# [Text shown]
════════

YOU ARE HERE: LAT HomeCollections

Whitelaw Relives 'The Dressmaker's' World

June 24, 1988|ROBERT KOEHLER

It's hardly surprising when a film maker claims that the finished work is partly autobiographical. In the case of England's "The Dressmaker," which opens the American Film Institute's European Community Film Festival today, the claim doesn't belong to its director, Jim O'Brien. It belongs to one of the film's stars, Billie Whitelaw, a renowned actress who has dazzled audiences in work that has ranged from the recent plays of Samuel Beckett to "The Omen."

The 43-year-old O'Brien wasn't even born when the film takes place--1944 Liverpool during World War II. Whitelaw, born in 1932, knew wartime Liverpool well.

She doesn't suggest that she lived "The Dressmaker's" story (by John McGrath and based on Beryl Bainbridge's novel), about two aunts vying for influence over their teen-age niece who is smitten with a Yank soldier. But from its portrait of repressive Victorianism to the otherworldly presence of American soldiers in a Liverpool nearly emptied of civilian men, the film triggers deep, sometimes disturbing memories for Whitelaw.

"All my relatives are from Liverpool," she recalled. "My family, though, lived in Coventry, where we were victims of the war's first blitzkrieg by the Nazi Luftwaffe. I was 8--but it was like yesterday--and my parents sent me, for safety's sake, to Liverpool. They didn't know that Liverpool was the Nazis' next target.

For the Record
Los Angeles Times Saturday June 25, 1988 Home Edition Calendar Part 6 Page 2 Column 2 Entertainment Desk 1 inches; 13 words Type of Material: Correction
Contrary to an article in Friday's Calendar, there is no screening today for "The Dressmaker."

"But nothing was as bad as Coventry. You're scared, waiting, and then the bombing stops, you go outside and look at the sky. It's blood red, filled with a crackling sound which is coming from all the houses on fire. At one point, a telephone pole fell and crashed into our house.

"The most frightening thing was hearing the machine-gun fire from the German planes. And Coventry had no defense, no ammunition. My playground was the craters and bombed-out buildings."

════════

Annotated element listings

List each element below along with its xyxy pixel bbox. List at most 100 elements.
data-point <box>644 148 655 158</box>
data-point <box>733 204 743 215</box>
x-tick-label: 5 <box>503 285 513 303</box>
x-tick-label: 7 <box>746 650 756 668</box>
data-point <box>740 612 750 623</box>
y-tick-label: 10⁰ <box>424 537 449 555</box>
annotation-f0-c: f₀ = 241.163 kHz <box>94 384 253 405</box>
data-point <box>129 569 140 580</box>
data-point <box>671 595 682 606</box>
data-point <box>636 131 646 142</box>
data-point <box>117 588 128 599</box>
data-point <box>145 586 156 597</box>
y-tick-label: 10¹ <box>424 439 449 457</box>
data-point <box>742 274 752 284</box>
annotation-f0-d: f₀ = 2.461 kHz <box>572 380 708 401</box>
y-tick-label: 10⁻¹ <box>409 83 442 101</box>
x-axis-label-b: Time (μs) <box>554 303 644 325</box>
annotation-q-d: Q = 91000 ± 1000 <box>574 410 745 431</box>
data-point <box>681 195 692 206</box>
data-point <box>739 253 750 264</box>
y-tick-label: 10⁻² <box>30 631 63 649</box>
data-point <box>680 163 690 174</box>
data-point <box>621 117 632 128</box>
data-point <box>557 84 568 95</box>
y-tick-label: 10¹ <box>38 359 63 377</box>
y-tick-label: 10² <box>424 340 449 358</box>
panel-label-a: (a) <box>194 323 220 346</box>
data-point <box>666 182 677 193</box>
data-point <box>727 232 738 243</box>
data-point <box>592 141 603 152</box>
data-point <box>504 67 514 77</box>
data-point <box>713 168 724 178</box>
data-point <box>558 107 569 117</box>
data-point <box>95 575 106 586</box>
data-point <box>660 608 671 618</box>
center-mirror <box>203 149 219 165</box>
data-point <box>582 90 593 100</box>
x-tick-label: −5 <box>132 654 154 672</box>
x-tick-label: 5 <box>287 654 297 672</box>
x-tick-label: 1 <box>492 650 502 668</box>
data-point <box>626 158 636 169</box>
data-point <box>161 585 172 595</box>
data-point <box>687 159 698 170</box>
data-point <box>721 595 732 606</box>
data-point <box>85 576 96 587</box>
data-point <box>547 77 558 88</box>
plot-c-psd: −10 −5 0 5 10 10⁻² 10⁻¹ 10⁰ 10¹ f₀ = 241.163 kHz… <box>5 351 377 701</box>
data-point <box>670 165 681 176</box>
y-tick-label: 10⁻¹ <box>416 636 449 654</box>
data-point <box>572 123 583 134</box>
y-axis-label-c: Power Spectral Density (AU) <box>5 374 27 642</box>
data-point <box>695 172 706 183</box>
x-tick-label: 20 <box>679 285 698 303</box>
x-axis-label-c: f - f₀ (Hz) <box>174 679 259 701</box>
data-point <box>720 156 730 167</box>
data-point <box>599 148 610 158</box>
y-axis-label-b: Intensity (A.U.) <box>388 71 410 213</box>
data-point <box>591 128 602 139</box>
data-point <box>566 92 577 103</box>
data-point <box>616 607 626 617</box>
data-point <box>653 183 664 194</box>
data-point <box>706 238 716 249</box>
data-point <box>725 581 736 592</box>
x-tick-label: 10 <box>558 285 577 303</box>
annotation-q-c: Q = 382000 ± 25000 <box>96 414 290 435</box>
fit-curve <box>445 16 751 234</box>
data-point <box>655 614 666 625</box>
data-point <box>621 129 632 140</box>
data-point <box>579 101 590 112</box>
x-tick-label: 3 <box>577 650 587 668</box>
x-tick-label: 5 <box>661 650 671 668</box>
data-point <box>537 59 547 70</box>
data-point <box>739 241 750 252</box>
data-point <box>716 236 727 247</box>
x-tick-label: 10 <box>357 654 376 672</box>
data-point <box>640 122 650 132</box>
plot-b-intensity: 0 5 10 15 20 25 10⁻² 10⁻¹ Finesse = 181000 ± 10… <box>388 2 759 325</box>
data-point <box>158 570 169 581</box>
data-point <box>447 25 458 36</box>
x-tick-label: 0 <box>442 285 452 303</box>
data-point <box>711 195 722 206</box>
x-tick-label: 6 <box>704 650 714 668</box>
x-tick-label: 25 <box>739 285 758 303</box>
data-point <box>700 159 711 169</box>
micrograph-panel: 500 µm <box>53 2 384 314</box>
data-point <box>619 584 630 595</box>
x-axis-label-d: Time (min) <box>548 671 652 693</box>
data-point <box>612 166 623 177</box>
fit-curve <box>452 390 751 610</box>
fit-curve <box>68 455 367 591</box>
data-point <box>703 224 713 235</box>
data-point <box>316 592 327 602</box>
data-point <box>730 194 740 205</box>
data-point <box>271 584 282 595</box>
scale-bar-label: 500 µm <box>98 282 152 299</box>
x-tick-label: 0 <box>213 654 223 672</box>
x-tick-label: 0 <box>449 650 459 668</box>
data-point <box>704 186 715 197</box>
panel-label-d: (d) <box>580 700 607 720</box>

════════

# [Exercise instructions]
Rewrite the part of the Whitelaw article that opens with the words containing "For the Record" and closes with "into our house.", changing "telephone pole" to "utility pole".

# [In response]
For the Record
Los Angeles Times Saturday June 25, 1988 Home Edition Calendar Part 6 Page 2 Column 2 Entertainment Desk 1 inches; 13 words Type of Material: Correction
Contrary to an article in Friday's Calendar, there is no screening today for "The Dressmaker."

"But nothing was as bad as Coventry. You're scared, waiting, and then the bombing stops, you go outside and look at the sky. It's blood red, filled with a crackling sound which is coming from all the houses on fire. At one point, a utility pole fell and crashed into our house.